== Data to use
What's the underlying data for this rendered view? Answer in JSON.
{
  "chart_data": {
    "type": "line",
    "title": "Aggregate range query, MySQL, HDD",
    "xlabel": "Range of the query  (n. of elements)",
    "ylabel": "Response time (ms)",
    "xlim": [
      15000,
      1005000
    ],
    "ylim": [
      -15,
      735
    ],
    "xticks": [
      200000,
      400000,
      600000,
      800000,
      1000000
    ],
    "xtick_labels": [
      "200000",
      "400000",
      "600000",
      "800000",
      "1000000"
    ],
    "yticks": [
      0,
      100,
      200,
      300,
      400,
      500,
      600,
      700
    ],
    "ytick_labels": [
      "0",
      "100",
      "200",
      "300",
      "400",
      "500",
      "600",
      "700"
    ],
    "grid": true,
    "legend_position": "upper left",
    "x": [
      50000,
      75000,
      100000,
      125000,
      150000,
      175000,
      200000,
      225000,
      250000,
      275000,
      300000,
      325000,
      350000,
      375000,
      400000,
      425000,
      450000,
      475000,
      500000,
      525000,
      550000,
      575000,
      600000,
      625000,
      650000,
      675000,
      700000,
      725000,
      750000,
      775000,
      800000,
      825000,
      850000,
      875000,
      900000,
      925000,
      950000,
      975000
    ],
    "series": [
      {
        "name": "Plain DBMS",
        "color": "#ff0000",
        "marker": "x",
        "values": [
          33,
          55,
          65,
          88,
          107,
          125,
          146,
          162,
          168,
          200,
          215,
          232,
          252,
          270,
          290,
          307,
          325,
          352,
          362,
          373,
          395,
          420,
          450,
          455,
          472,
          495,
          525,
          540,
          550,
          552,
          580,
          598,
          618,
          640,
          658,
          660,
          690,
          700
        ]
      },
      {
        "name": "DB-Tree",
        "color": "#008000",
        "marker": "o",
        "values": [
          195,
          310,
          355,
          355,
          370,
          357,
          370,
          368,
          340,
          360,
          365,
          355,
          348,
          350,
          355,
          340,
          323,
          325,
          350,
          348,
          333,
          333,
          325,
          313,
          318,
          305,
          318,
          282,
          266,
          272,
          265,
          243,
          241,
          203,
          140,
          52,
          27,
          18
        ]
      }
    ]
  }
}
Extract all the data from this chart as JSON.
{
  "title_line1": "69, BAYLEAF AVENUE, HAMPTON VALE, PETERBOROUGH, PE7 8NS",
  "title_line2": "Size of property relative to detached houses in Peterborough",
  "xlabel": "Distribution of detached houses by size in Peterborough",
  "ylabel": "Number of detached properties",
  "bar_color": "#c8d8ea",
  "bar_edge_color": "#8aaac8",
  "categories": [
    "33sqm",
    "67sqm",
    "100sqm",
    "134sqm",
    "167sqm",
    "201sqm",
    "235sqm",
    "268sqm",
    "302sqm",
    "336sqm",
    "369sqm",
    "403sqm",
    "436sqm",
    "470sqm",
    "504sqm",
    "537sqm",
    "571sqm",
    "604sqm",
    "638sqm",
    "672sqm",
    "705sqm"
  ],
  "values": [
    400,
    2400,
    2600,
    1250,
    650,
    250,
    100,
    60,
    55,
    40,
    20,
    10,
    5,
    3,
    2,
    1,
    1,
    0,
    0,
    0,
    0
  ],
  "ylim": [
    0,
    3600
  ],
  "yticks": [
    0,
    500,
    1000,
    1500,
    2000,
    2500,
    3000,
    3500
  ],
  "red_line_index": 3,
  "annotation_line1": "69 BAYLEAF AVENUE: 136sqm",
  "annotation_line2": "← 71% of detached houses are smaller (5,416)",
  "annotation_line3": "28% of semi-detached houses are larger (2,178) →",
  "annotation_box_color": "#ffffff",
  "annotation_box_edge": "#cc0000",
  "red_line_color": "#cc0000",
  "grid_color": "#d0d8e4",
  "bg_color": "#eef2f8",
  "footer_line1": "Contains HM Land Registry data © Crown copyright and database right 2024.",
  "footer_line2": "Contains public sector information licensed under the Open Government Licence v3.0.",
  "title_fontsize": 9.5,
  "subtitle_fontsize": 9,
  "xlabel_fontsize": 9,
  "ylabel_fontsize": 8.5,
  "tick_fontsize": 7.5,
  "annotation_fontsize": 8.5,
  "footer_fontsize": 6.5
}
====
* Exercise directions
Transcribe all the entries, keeping each one exactly as it is.

* Answer to this problem
What's the underlying data for this rendered view? Answer in JSON.
{
  "chart_data": {
    "type": "line",
    "title": "Aggregate range query, MySQL, HDD",
    "xlabel": "Range of the query  (n. of elements)",
    "ylabel": "Response time (ms)",
    "xlim": [
      15000,
      1005000
    ],
    "ylim": [
      -15,
      735
    ],
    "xticks": [
      200000,
      400000,
      600000,
      800000,
      1000000
    ],
    "xtick_labels": [
      "200000",
      "400000",
      "600000",
      "800000",
      "1000000"
    ],
    "yticks": [
      0,
      100,
      200,
      300,
      400,
      500,
      600,
      700
    ],
    "ytick_labels": [
      "0",
      "100",
      "200",
      "300",
      "400",
      "500",
      "600",
      "700"
    ],
    "grid": true,
    "legend_position": "upper left",
    "x": [
      50000,
      75000,
      100000,
      125000,
      150000,
      175000,
      200000,
      225000,
      250000,
      275000,
      300000,
      325000,
      350000,
      375000,
      400000,
      425000,
      450000,
      475000,
      500000,
      525000,
      550000,
      575000,
      600000,
      625000,
      650000,
      675000,
      700000,
      725000,
      750000,
      775000,
      800000,
      825000,
      850000,
      875000,
      900000,
      925000,
      950000,
      975000
    ],
    "series": [
      {
        "name": "Plain DBMS",
        "color": "#ff0000",
        "marker": "x",
        "values": [
          33,
          55,
          65,
          88,
          107,
          125,
          146,
          162,
          168,
          200,
          215,
          232,
          252,
          270,
          290,
          307,
          325,
          352,
          362,
          373,
          395,
          420,
          450,
          455,
          472,
          495,
          525,
          540,
          550,
          552,
          580,
          598,
          618,
          640,
          658,
          660,
          690,
          700
        ]
      },
      {
        "name": "DB-Tree",
        "color": "#008000",
        "marker": "o",
        "values": [
          195,
          310,
          355,
          355,
          370,
          357,
          370,
          368,
          340,
          360,
          365,
          355,
          348,
          350,
          355,
          340,
          323,
          325,
          350,
          348,
          333,
          333,
          325,
          313,
          318,
          305,
          318,
          282,
          266,
          272,
          265,
          243,
          241,
          203,
          140,
          52,
          27,
          18
        ]
      }
    ]
  }
}
Extract all the data from this chart as JSON.
{
  "title_line1": "69, BAYLEAF AVENUE, HAMPTON VALE, PETERBOROUGH, PE7 8NS",
  "title_line2": "Size of property relative to detached houses in Peterborough",
  "xlabel": "Distribution of detached houses by size in Peterborough",
  "ylabel": "Number of detached properties",
  "bar_color": "#c8d8ea",
  "bar_edge_color": "#8aaac8",
  "categories": [
    "33sqm",
    "67sqm",
    "100sqm",
    "134sqm",
    "167sqm",
    "201sqm",
    "235sqm",
    "268sqm",
    "302sqm",
    "336sqm",
    "369sqm",
    "403sqm",
    "436sqm",
    "470sqm",
    "504sqm",
    "537sqm",
    "571sqm",
    "604sqm",
    "638sqm",
    "672sqm",
    "705sqm"
  ],
  "values": [
    400,
    2400,
    2600,
    1250,
    650,
    250,
    100,
    60,
    55,
    40,
    20,
    10,
    5,
    3,
    2,
    1,
    1,
    0,
    0,
    0,
    0
  ],
  "ylim": [
    0,
    3600
  ],
  "yticks": [
    0,
    500,
    1000,
    1500,
    2000,
    2500,
    3000,
    3500
  ],
  "red_line_index": 3,
  "annotation_line1": "69 BAYLEAF AVENUE: 136sqm",
  "annotation_line2": "← 71% of detached houses are smaller (5,416)",
  "annotation_line3": "28% of semi-detached houses are larger (2,178) →",
  "annotation_box_color": "#ffffff",
  "annotation_box_edge": "#cc0000",
  "red_line_color": "#cc0000",
  "grid_color": "#d0d8e4",
  "bg_color": "#eef2f8",
  "footer_line1": "Contains HM Land Registry data © Crown copyright and database right 2024.",
  "footer_line2": "Contains public sector information licensed under the Open Government Licence v3.0.",
  "title_fontsize": 9.5,
  "subtitle_fontsize": 9,
  "xlabel_fontsize": 9,
  "ylabel_fontsize": 8.5,
  "tick_fontsize": 7.5,
  "annotation_fontsize": 8.5,
  "footer_fontsize": 6.5
}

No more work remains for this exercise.